JOB -> Collect each line containing "variant".

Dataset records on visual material
----

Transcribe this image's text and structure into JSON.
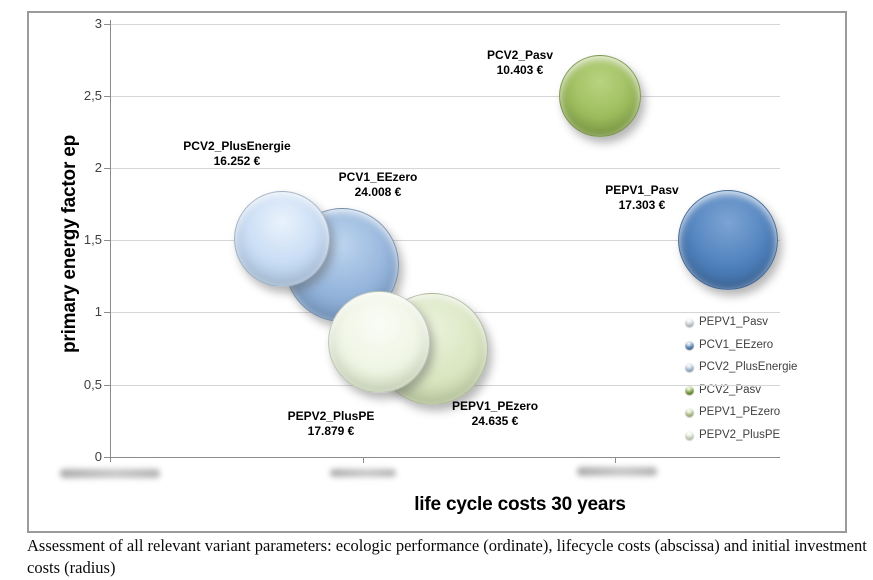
{
  "chart_data": {
    "type": "scatter",
    "variant": "bubble",
    "title": "",
    "xlabel": "life cycle costs 30 years",
    "ylabel": "primary energy factor ep",
    "ylim": [
      0,
      3
    ],
    "grid": true,
    "legend_position": "right",
    "y_tick_labels": [
      "3",
      "2,5",
      "2",
      "1,5",
      "1",
      "0,5",
      "0"
    ],
    "x_tick_labels_redacted_count": 3,
    "series": [
      {
        "name": "PEPV1_Pasv",
        "primary_energy_factor": 1.5,
        "investment_cost_label": "17.303 €",
        "color_base": "#4e80bc",
        "color_hi": "#7ca4d4",
        "color_edge": "#3e699f"
      },
      {
        "name": "PCV1_EEzero",
        "primary_energy_factor": 1.35,
        "investment_cost_label": "24.008 €",
        "color_base": "#92b2da",
        "color_hi": "#bcd4ee",
        "color_edge": "#7499c4"
      },
      {
        "name": "PCV2_PlusEnergie",
        "primary_energy_factor": 1.5,
        "investment_cost_label": "16.252 €",
        "color_base": "#c6dbf4",
        "color_hi": "#e9f2fc",
        "color_edge": "#afc9e6"
      },
      {
        "name": "PCV2_Pasv",
        "primary_energy_factor": 2.5,
        "investment_cost_label": "10.403 €",
        "color_base": "#9cbc5c",
        "color_hi": "#b9d37f",
        "color_edge": "#7f9e42"
      },
      {
        "name": "PEPV1_PEzero",
        "primary_energy_factor": 0.75,
        "investment_cost_label": "24.635 €",
        "color_base": "#d9e5c0",
        "color_hi": "#ebf2db",
        "color_edge": "#c2d4a2"
      },
      {
        "name": "PEPV2_PlusPE",
        "primary_energy_factor": 0.8,
        "investment_cost_label": "17.879 €",
        "color_base": "#eff5e4",
        "color_hi": "#fafcf5",
        "color_edge": "#d9e6c4"
      }
    ]
  },
  "legend": {
    "items": [
      {
        "label": "PEPV1_Pasv",
        "bullet_color": "#dde6ee",
        "bullet_edge": "#aab8c4"
      },
      {
        "label": "PCV1_EEzero",
        "bullet_color": "#5b8ac2",
        "bullet_edge": "#3a639a"
      },
      {
        "label": "PCV2_PlusEnergie",
        "bullet_color": "#b7cde8",
        "bullet_edge": "#8aaccf"
      },
      {
        "label": "PCV2_Pasv",
        "bullet_color": "#7fab3a",
        "bullet_edge": "#5d8227"
      },
      {
        "label": "PEPV1_PEzero",
        "bullet_color": "#c5d79b",
        "bullet_edge": "#a3ba74"
      },
      {
        "label": "PEPV2_PlusPE",
        "bullet_color": "#e9f1da",
        "bullet_edge": "#c4d4ab"
      }
    ]
  },
  "figure": {
    "caption": "Assessment of all relevant variant parameters: ecologic performance (ordinate), lifecycle costs (abscissa) and initial investment costs (radius)"
  }
}
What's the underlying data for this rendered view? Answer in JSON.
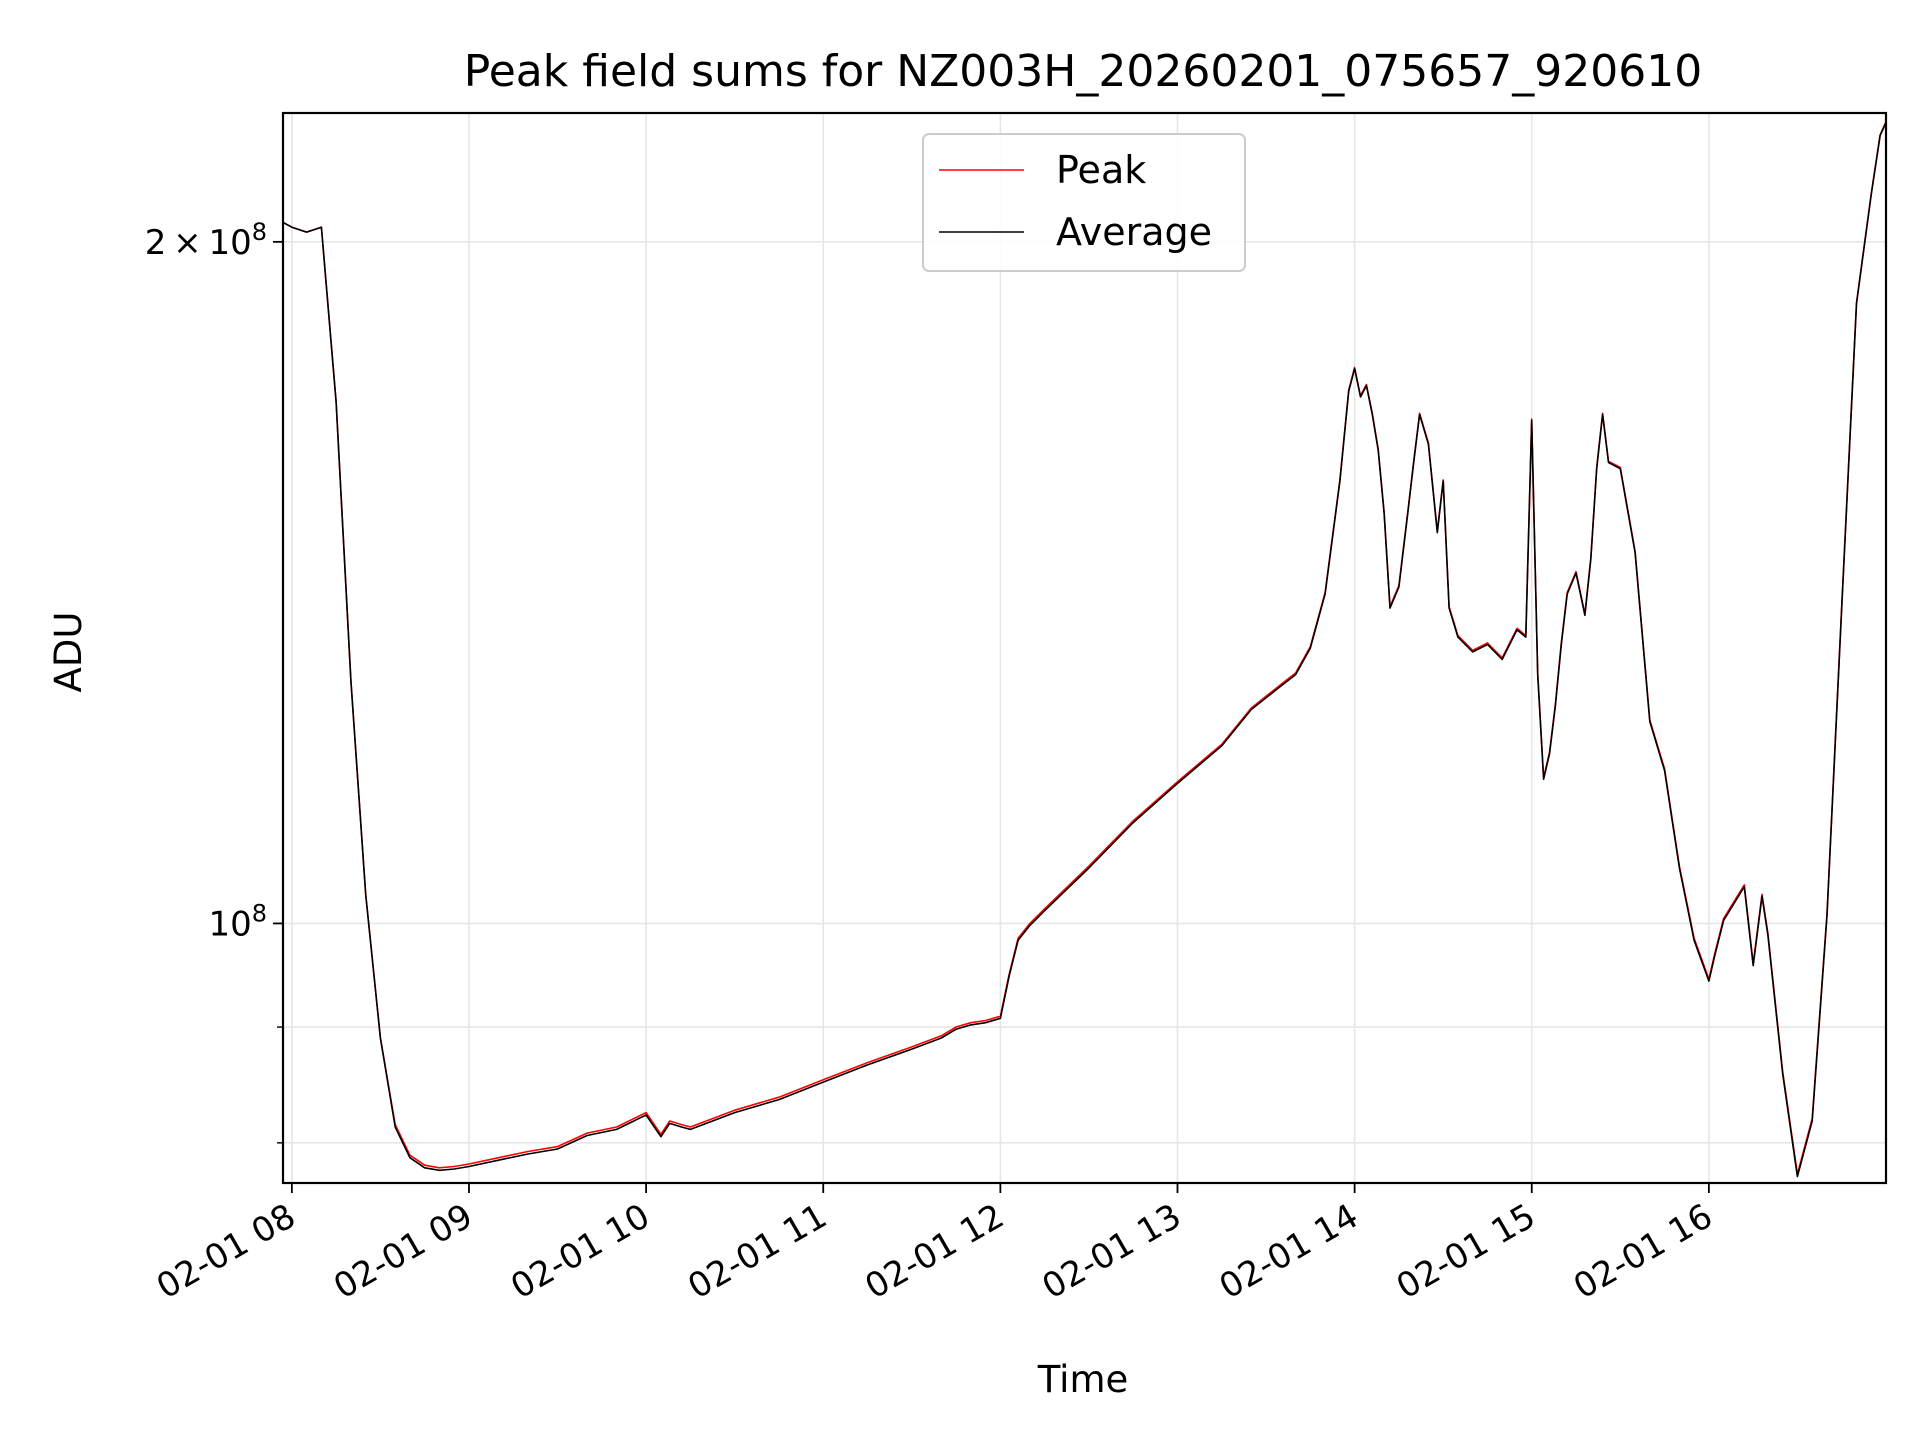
{
  "chart_data": {
    "type": "line",
    "title": "Peak field sums for NZ003H_20260201_075657_920610",
    "xlabel": "Time",
    "ylabel": "ADU",
    "y_scale": "log",
    "xlim": [
      "2026-02-01T07:57:00",
      "2026-02-01T17:00:00"
    ],
    "ylim": [
      76800000,
      228000000
    ],
    "grid": true,
    "legend_position": "upper-center",
    "x_ticks": [
      {
        "value": "2026-02-01T08:00",
        "label": "02-01 08"
      },
      {
        "value": "2026-02-01T09:00",
        "label": "02-01 09"
      },
      {
        "value": "2026-02-01T10:00",
        "label": "02-01 10"
      },
      {
        "value": "2026-02-01T11:00",
        "label": "02-01 11"
      },
      {
        "value": "2026-02-01T12:00",
        "label": "02-01 12"
      },
      {
        "value": "2026-02-01T13:00",
        "label": "02-01 13"
      },
      {
        "value": "2026-02-01T14:00",
        "label": "02-01 14"
      },
      {
        "value": "2026-02-01T15:00",
        "label": "02-01 15"
      },
      {
        "value": "2026-02-01T16:00",
        "label": "02-01 16"
      }
    ],
    "y_major_ticks": [
      {
        "value": 100000000,
        "base": "10",
        "exp": "8"
      },
      {
        "value": 200000000,
        "mantissa": "2",
        "base": "10",
        "exp": "8"
      }
    ],
    "y_minor_ticks": [
      80000000,
      90000000
    ],
    "x": [
      "07:57",
      "08:00",
      "08:05",
      "08:10",
      "08:15",
      "08:20",
      "08:25",
      "08:30",
      "08:35",
      "08:40",
      "08:45",
      "08:50",
      "08:55",
      "09:00",
      "09:10",
      "09:20",
      "09:30",
      "09:40",
      "09:50",
      "10:00",
      "10:05",
      "10:08",
      "10:12",
      "10:15",
      "10:30",
      "10:45",
      "11:00",
      "11:15",
      "11:30",
      "11:40",
      "11:45",
      "11:50",
      "11:55",
      "12:00",
      "12:03",
      "12:06",
      "12:10",
      "12:15",
      "12:30",
      "12:45",
      "13:00",
      "13:15",
      "13:25",
      "13:35",
      "13:40",
      "13:45",
      "13:50",
      "13:55",
      "13:58",
      "14:00",
      "14:02",
      "14:04",
      "14:06",
      "14:08",
      "14:10",
      "14:12",
      "14:15",
      "14:18",
      "14:20",
      "14:22",
      "14:25",
      "14:28",
      "14:30",
      "14:32",
      "14:35",
      "14:40",
      "14:45",
      "14:50",
      "14:55",
      "14:58",
      "15:00",
      "15:02",
      "15:04",
      "15:06",
      "15:08",
      "15:10",
      "15:12",
      "15:15",
      "15:18",
      "15:20",
      "15:22",
      "15:24",
      "15:26",
      "15:30",
      "15:35",
      "15:40",
      "15:45",
      "15:50",
      "15:55",
      "16:00",
      "16:02",
      "16:05",
      "16:08",
      "16:10",
      "16:12",
      "16:15",
      "16:18",
      "16:20",
      "16:25",
      "16:30",
      "16:35",
      "16:40",
      "16:45",
      "16:50",
      "16:55",
      "16:58",
      "17:00"
    ],
    "series": [
      {
        "name": "Peak",
        "color": "#ff0000",
        "values": [
          204000000,
          203000000,
          202000000,
          203000000,
          170000000,
          128000000,
          103000000,
          89000000,
          81500000,
          79000000,
          78200000,
          78000000,
          78100000,
          78300000,
          78800000,
          79300000,
          79700000,
          80800000,
          81300000,
          82500000,
          80700000,
          81800000,
          81500000,
          81300000,
          82700000,
          83800000,
          85300000,
          86800000,
          88200000,
          89200000,
          90000000,
          90400000,
          90600000,
          91000000,
          95000000,
          98500000,
          100000000,
          101500000,
          106000000,
          111000000,
          115500000,
          120000000,
          124500000,
          127500000,
          129000000,
          132500000,
          140000000,
          157000000,
          172000000,
          176000000,
          171000000,
          173000000,
          168000000,
          162000000,
          152000000,
          138000000,
          141000000,
          152000000,
          160000000,
          168000000,
          163000000,
          149000000,
          157000000,
          138000000,
          134000000,
          132000000,
          133000000,
          131000000,
          135000000,
          134000000,
          167000000,
          129000000,
          116000000,
          119000000,
          125000000,
          133000000,
          140000000,
          143000000,
          137000000,
          145000000,
          159000000,
          168000000,
          160000000,
          159000000,
          146000000,
          123000000,
          117000000,
          106000000,
          98500000,
          94500000,
          97000000,
          100500000,
          102000000,
          103000000,
          104000000,
          96000000,
          103000000,
          99000000,
          86000000,
          77500000,
          82000000,
          101000000,
          138000000,
          188000000,
          210000000,
          223000000,
          226000000
        ]
      },
      {
        "name": "Average",
        "color": "#000000",
        "values": [
          204000000,
          203000000,
          202000000,
          203000000,
          170000000,
          128000000,
          103000000,
          89000000,
          81300000,
          78800000,
          78000000,
          77800000,
          77900000,
          78100000,
          78600000,
          79100000,
          79500000,
          80600000,
          81100000,
          82300000,
          80500000,
          81600000,
          81300000,
          81100000,
          82500000,
          83600000,
          85100000,
          86600000,
          88000000,
          89000000,
          89800000,
          90200000,
          90400000,
          90800000,
          94800000,
          98300000,
          99800000,
          101300000,
          105800000,
          110800000,
          115300000,
          119800000,
          124300000,
          127300000,
          128800000,
          132300000,
          139800000,
          156800000,
          171800000,
          175800000,
          170800000,
          172800000,
          167800000,
          161800000,
          151800000,
          137800000,
          140800000,
          151800000,
          159800000,
          167800000,
          162800000,
          148800000,
          156800000,
          137800000,
          133800000,
          131800000,
          132800000,
          130800000,
          134800000,
          133800000,
          166800000,
          128800000,
          115800000,
          118800000,
          124800000,
          132800000,
          139800000,
          142800000,
          136800000,
          144800000,
          158800000,
          167800000,
          159800000,
          158800000,
          145800000,
          122800000,
          116800000,
          105800000,
          98300000,
          94300000,
          96800000,
          100300000,
          101800000,
          102800000,
          103800000,
          95800000,
          102800000,
          98800000,
          85800000,
          77300000,
          81800000,
          100800000,
          137800000,
          187800000,
          209800000,
          222800000,
          225800000
        ]
      }
    ]
  }
}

----

ANSWER IN FULL ->
    "variant": "bubble",
    "caption": "Assessment of all relevant variant parameters: ecologic performance (ordinate), lifecycle costs (abscissa) and initial investment costs (radius)"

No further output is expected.